▶ **REQUEST**
Rewrite the listing from the line with "battery-percent: 100%: [404, 3, 447, 21]" through the end, changing "photo-thumbnail" to "image-tile" and keeping everything else unchanged.

[Listing of where elements appear]
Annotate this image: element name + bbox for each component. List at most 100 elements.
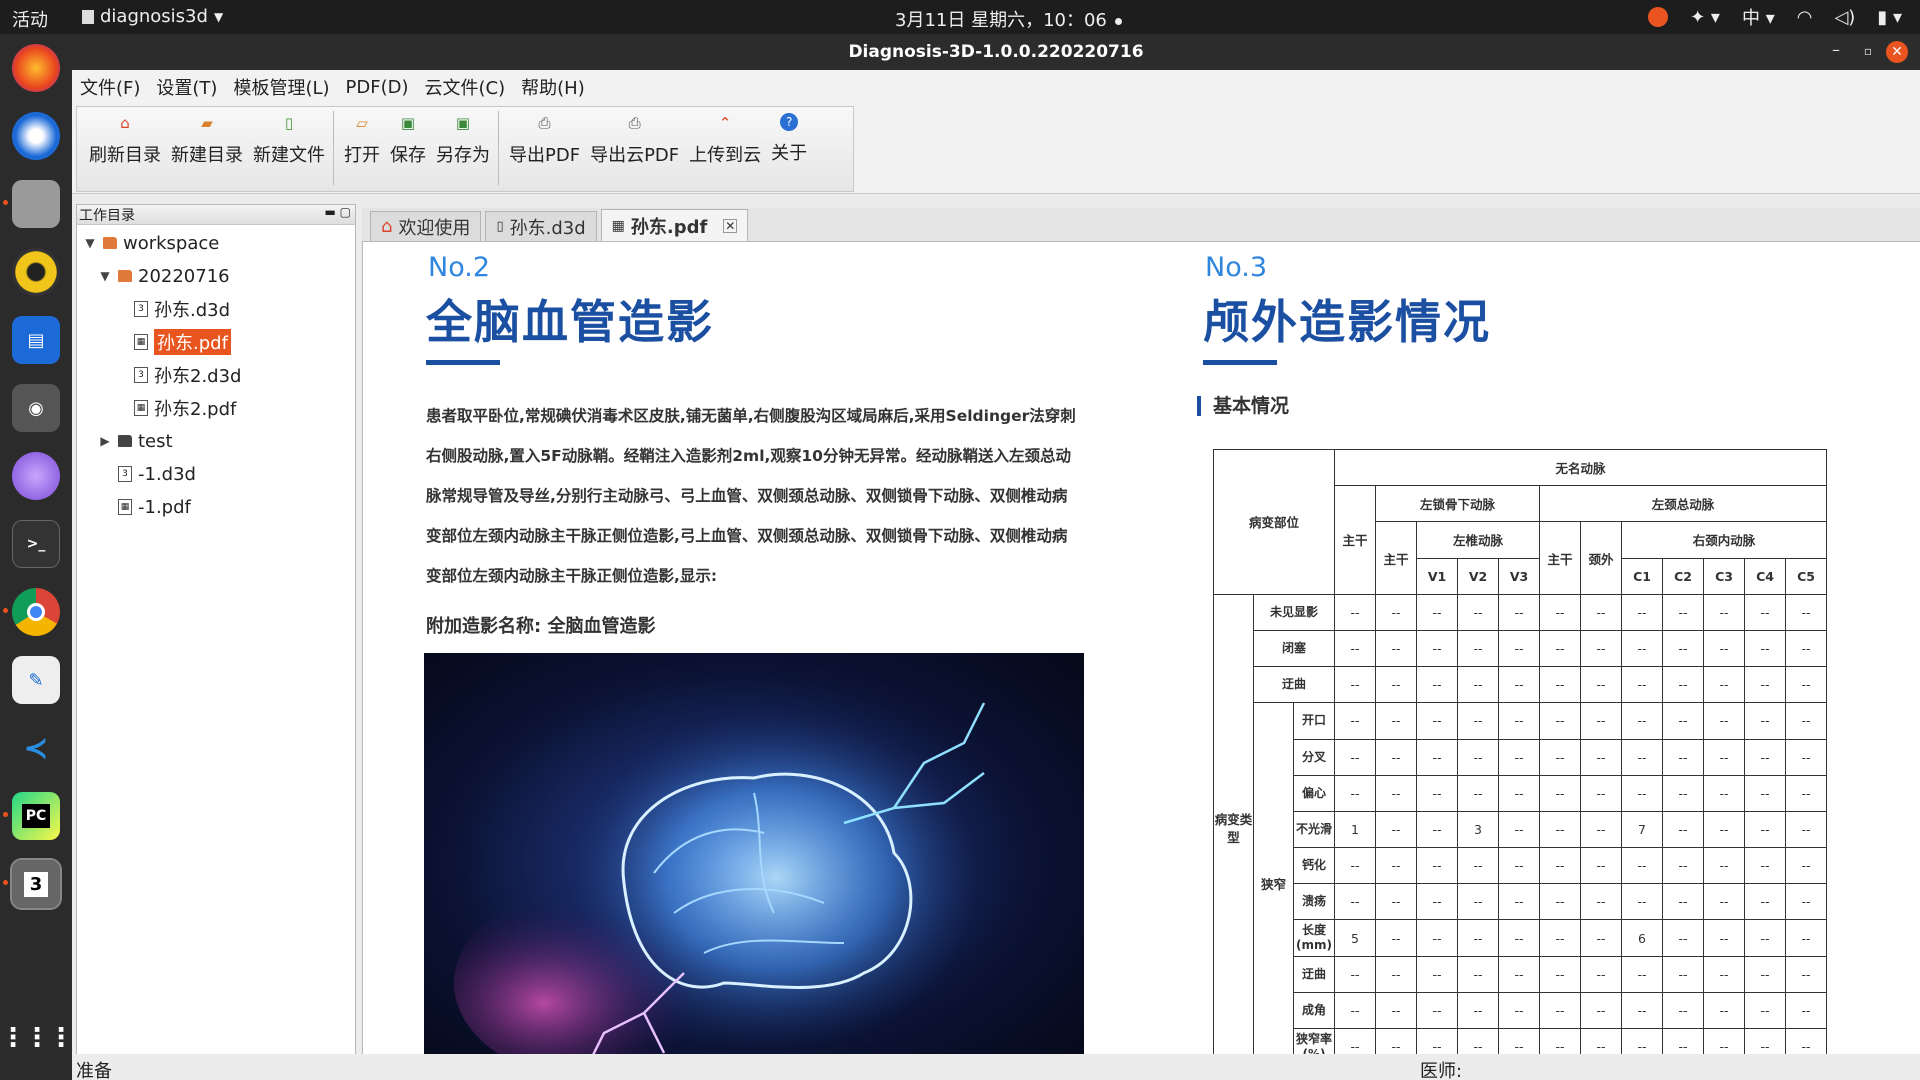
pycharm-icon[interactable]: PC [12,792,60,840]
writer-icon[interactable]: ▤ [12,316,60,364]
tree-item-workspace[interactable]: ▼ workspace [83,229,219,257]
app-menu[interactable]: diagnosis3d ▼ [82,6,223,27]
table-cell: -- [1334,738,1376,776]
app-name: diagnosis3d [100,6,208,27]
table-cell: -- [1785,810,1827,849]
files-icon[interactable] [12,180,60,228]
table-cell: -- [1785,629,1827,668]
pdf-viewer[interactable]: No.2 全脑血管造影 患者取平卧位,常规碘伏消毒术区皮肤,铺无菌单,右侧腹股沟… [362,242,1920,1080]
tree-label: -1.d3d [138,463,196,485]
table-cell: -- [1375,991,1417,1030]
terminal-icon[interactable]: >_ [12,520,60,568]
diagnosis3d-app-icon[interactable]: 3 [10,858,62,910]
tree-item-date-folder[interactable]: ▼ 20220716 [98,262,229,290]
table-cell: -- [1375,738,1417,776]
menu-file[interactable]: 文件(F) [80,74,140,100]
activities-button[interactable]: 活动 [12,6,48,32]
open-button[interactable]: ▱ 打开 [342,107,382,167]
tab-label: 孙东.d3d [509,217,586,239]
close-button[interactable]: ✕ [1886,41,1908,63]
tray-app-icon[interactable] [1648,7,1669,27]
tab-welcome[interactable]: ⌂ 欢迎使用 [370,211,482,241]
save-button[interactable]: ▣ 保存 [388,107,428,167]
browser-globe-icon[interactable] [12,452,60,500]
table-cell: -- [1621,629,1663,668]
tree-item-file[interactable]: ▦ 孙东2.pdf [134,394,236,422]
accessibility-icon[interactable]: ✦ ▾ [1690,7,1720,28]
about-button[interactable]: ? 关于 [769,107,809,165]
table-cell: -- [1621,883,1663,921]
section-number: No.2 [428,252,491,283]
volume-icon[interactable]: ◁) [1834,7,1855,28]
maximize-button[interactable]: ▫ [1864,44,1872,58]
minimize-button[interactable]: – [1832,40,1840,59]
tree-item-test-folder[interactable]: ▶ test [98,427,172,455]
table-cell: -- [1580,593,1622,631]
refresh-dir-button[interactable]: ⌂ 刷新目录 [87,107,163,167]
battery-icon[interactable]: ▮ ▾ [1877,7,1902,28]
firefox-icon[interactable] [12,44,60,92]
table-row-label: 闭塞 [1253,629,1335,668]
save-as-button[interactable]: ▣ 另存为 [434,107,492,167]
tree-item-file[interactable]: 3 孙东2.d3d [134,361,241,389]
upload-cloud-button[interactable]: ⌃ 上传到云 [687,107,763,167]
table-cell: -- [1539,593,1581,631]
tab-d3d[interactable]: ▯ 孙东.d3d [485,211,597,241]
table-cell: -- [1580,955,1622,993]
angiography-table: 病变部位 无名动脉 主干 左锁骨下动脉 左颈总动脉 主干 左椎动脉 主干 颈外 … [1213,448,1827,1066]
menu-help[interactable]: 帮助(H) [521,74,585,100]
show-apps-icon[interactable]: ⋮⋮⋮ [0,1014,74,1062]
rhythmbox-icon[interactable] [12,248,60,296]
expand-arrow-icon[interactable]: ▼ [98,269,112,283]
table-row-label: 成角 [1293,991,1335,1030]
table-cell: -- [1375,847,1417,885]
new-file-button[interactable]: ▯ 新建文件 [251,107,327,167]
tree-item-file-selected[interactable]: ▦ 孙东.pdf [134,328,231,356]
dock: ▤ ◉ >_ ✎ ≺ PC 3 ⋮⋮⋮ [0,34,74,1080]
table-cell: -- [1621,774,1663,812]
table-cell: -- [1498,991,1540,1030]
collapse-arrow-icon[interactable]: ▶ [98,434,112,448]
table-cell: -- [1457,702,1499,740]
gimp-icon[interactable]: ◉ [12,384,60,432]
tree-item-file[interactable]: ▦ -1.pdf [118,493,191,521]
clock[interactable]: 3月11日 星期六，10：06 [895,6,1122,32]
menu-templates[interactable]: 模板管理(L) [233,74,329,100]
table-cell: -- [1580,738,1622,776]
table-cell: -- [1662,883,1704,921]
table-cell: -- [1498,919,1540,957]
table-cell: -- [1662,991,1704,1030]
table-cell: -- [1416,919,1458,957]
tree-item-file[interactable]: 3 孙东.d3d [134,295,230,323]
close-tab-icon[interactable]: ✕ [723,218,738,233]
menu-pdf[interactable]: PDF(D) [346,77,409,98]
tab-pdf[interactable]: ▦ 孙东.pdf ✕ [600,209,749,241]
tree-item-file[interactable]: 3 -1.d3d [118,460,196,488]
tree-label: -1.pdf [138,496,191,518]
tree-label: 孙东2.d3d [154,366,242,387]
table-cell: -- [1539,955,1581,993]
export-pdf-button[interactable]: ⎙ 导出PDF [507,107,582,167]
export-cloud-pdf-label: 导出云PDF [590,145,680,166]
table-cell: -- [1539,738,1581,776]
tree-label: 孙东.d3d [154,300,231,321]
input-method[interactable]: 中 ▾ [1742,4,1775,30]
thunderbird-icon[interactable] [12,112,60,160]
menu-settings[interactable]: 设置(T) [156,74,217,100]
expand-arrow-icon[interactable]: ▼ [83,236,97,250]
text-editor-icon[interactable]: ✎ [12,656,60,704]
export-cloud-pdf-button[interactable]: ⎙ 导出云PDF [588,107,681,167]
toolbar: ⌂ 刷新目录 ▰ 新建目录 ▯ 新建文件 ▱ 打开 ▣ 保存 ▣ 另存为 ⎙ 导出PDF ⎙ 导… [72,104,1920,194]
table-cell: -- [1457,593,1499,631]
wifi-icon[interactable]: ◠ [1797,7,1813,28]
table-cell: -- [1662,629,1704,668]
chrome-icon[interactable] [12,588,60,636]
table-cell: -- [1416,774,1458,812]
table-cell: -- [1785,666,1827,704]
table-cell: -- [1785,883,1827,921]
menu-cloud[interactable]: 云文件(C) [425,74,506,100]
table-cell: -- [1375,919,1417,957]
new-dir-button[interactable]: ▰ 新建目录 [169,107,245,167]
vscode-icon[interactable]: ≺ [12,724,60,772]
panel-buttons[interactable]: ▬ ▢ [325,205,352,219]
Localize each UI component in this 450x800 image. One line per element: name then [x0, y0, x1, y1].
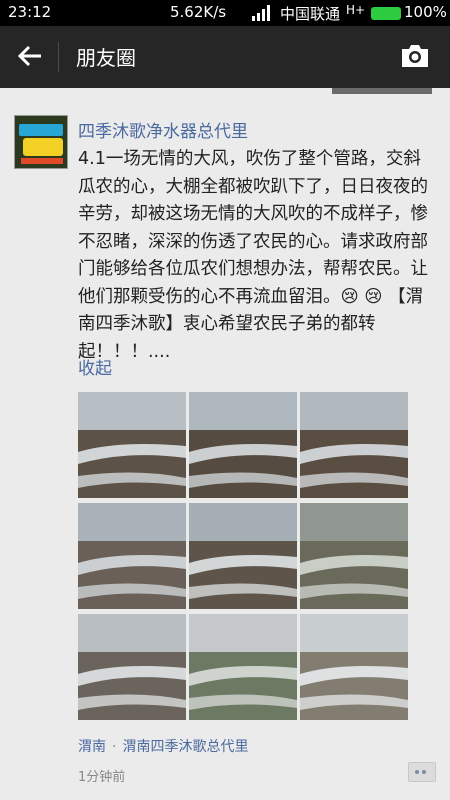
battery-percent: 100%: [404, 3, 447, 21]
photo-thumbnail[interactable]: [189, 503, 297, 609]
app-bar-divider: [58, 42, 59, 72]
photo-thumbnail[interactable]: [300, 392, 408, 498]
photo-grid: [78, 392, 408, 721]
photo-thumbnail[interactable]: [78, 503, 186, 609]
battery-icon: [371, 7, 401, 20]
camera-icon[interactable]: [398, 39, 432, 73]
previous-post-edge: [332, 88, 432, 94]
location-separator: ·: [112, 739, 117, 755]
carrier-name: 中国联通: [280, 5, 341, 23]
photo-thumbnail[interactable]: [300, 614, 408, 720]
location-name[interactable]: 渭南四季沐歌总代里: [122, 739, 248, 755]
photo-thumbnail[interactable]: [300, 503, 408, 609]
clock: 23:12: [8, 3, 52, 21]
arrow-left-icon[interactable]: [14, 40, 46, 72]
photo-thumbnail[interactable]: [78, 392, 186, 498]
author-name[interactable]: 四季沐歌净水器总代里: [78, 117, 248, 142]
page-title: 朋友圈: [76, 46, 136, 70]
post-text: 4.1一场无情的大风，吹伤了整个管路，交斜瓜农的心，大棚全都被吹趴下了，日日夜夜…: [78, 149, 428, 362]
avatar-stripe: [21, 158, 63, 164]
collapse-link[interactable]: 收起: [78, 354, 112, 379]
post-location: 渭南 · 渭南四季沐歌总代里: [78, 736, 248, 756]
app-bar: 朋友圈: [0, 26, 450, 88]
status-bar: 23:12 5.62K/s 中国联通 H+ 100%: [0, 0, 450, 26]
photo-thumbnail[interactable]: [189, 392, 297, 498]
avatar-banner: [19, 124, 63, 136]
photo-thumbnail[interactable]: [78, 614, 186, 720]
post-time: 1分钟前: [78, 770, 126, 785]
network-speed: 5.62K/s: [170, 3, 227, 21]
location-city[interactable]: 渭南: [78, 739, 106, 755]
photo-thumbnail[interactable]: [189, 614, 297, 720]
comment-icon[interactable]: [408, 762, 436, 782]
avatar-logo: [23, 138, 63, 156]
signal-icon: [252, 5, 270, 21]
network-type: H+: [346, 3, 366, 17]
avatar[interactable]: [14, 115, 68, 169]
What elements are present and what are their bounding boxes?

▶ **COMPLETE OUTPUT**
battery-percent: 100%: [404, 3, 447, 21]
image-tile[interactable]: [189, 503, 297, 609]
app-bar-divider: [58, 42, 59, 72]
image-tile[interactable]: [300, 392, 408, 498]
photo-grid: [78, 392, 408, 721]
image-tile[interactable]: [78, 503, 186, 609]
battery-icon: [371, 7, 401, 20]
camera-icon[interactable]: [398, 39, 432, 73]
previous-post-edge: [332, 88, 432, 94]
location-separator: ·: [112, 739, 117, 755]
carrier-name: 中国联通: [280, 5, 341, 23]
image-tile[interactable]: [300, 614, 408, 720]
location-name[interactable]: 渭南四季沐歌总代里: [122, 739, 248, 755]
image-tile[interactable]: [300, 503, 408, 609]
clock: 23:12: [8, 3, 52, 21]
arrow-left-icon[interactable]: [14, 40, 46, 72]
image-tile[interactable]: [78, 392, 186, 498]
author-name[interactable]: 四季沐歌净水器总代里: [78, 117, 248, 142]
page-title: 朋友圈: [76, 46, 136, 70]
post-text: 4.1一场无情的大风，吹伤了整个管路，交斜瓜农的心，大棚全都被吹趴下了，日日夜夜…: [78, 149, 428, 362]
avatar-stripe: [21, 158, 63, 164]
collapse-link[interactable]: 收起: [78, 354, 112, 379]
post-location: 渭南 · 渭南四季沐歌总代里: [78, 736, 248, 756]
app-bar: 朋友圈: [0, 26, 450, 88]
status-bar: 23:12 5.62K/s 中国联通 H+ 100%: [0, 0, 450, 26]
image-tile[interactable]: [189, 392, 297, 498]
avatar-banner: [19, 124, 63, 136]
image-tile[interactable]: [78, 614, 186, 720]
post-time: 1分钟前: [78, 770, 126, 785]
network-speed: 5.62K/s: [170, 3, 227, 21]
location-city[interactable]: 渭南: [78, 739, 106, 755]
image-tile[interactable]: [189, 614, 297, 720]
comment-icon[interactable]: [408, 762, 436, 782]
avatar-logo: [23, 138, 63, 156]
signal-icon: [252, 5, 270, 21]
network-type: H+: [346, 3, 366, 17]
avatar[interactable]: [14, 115, 68, 169]
What elements are present and what are their bounding boxes?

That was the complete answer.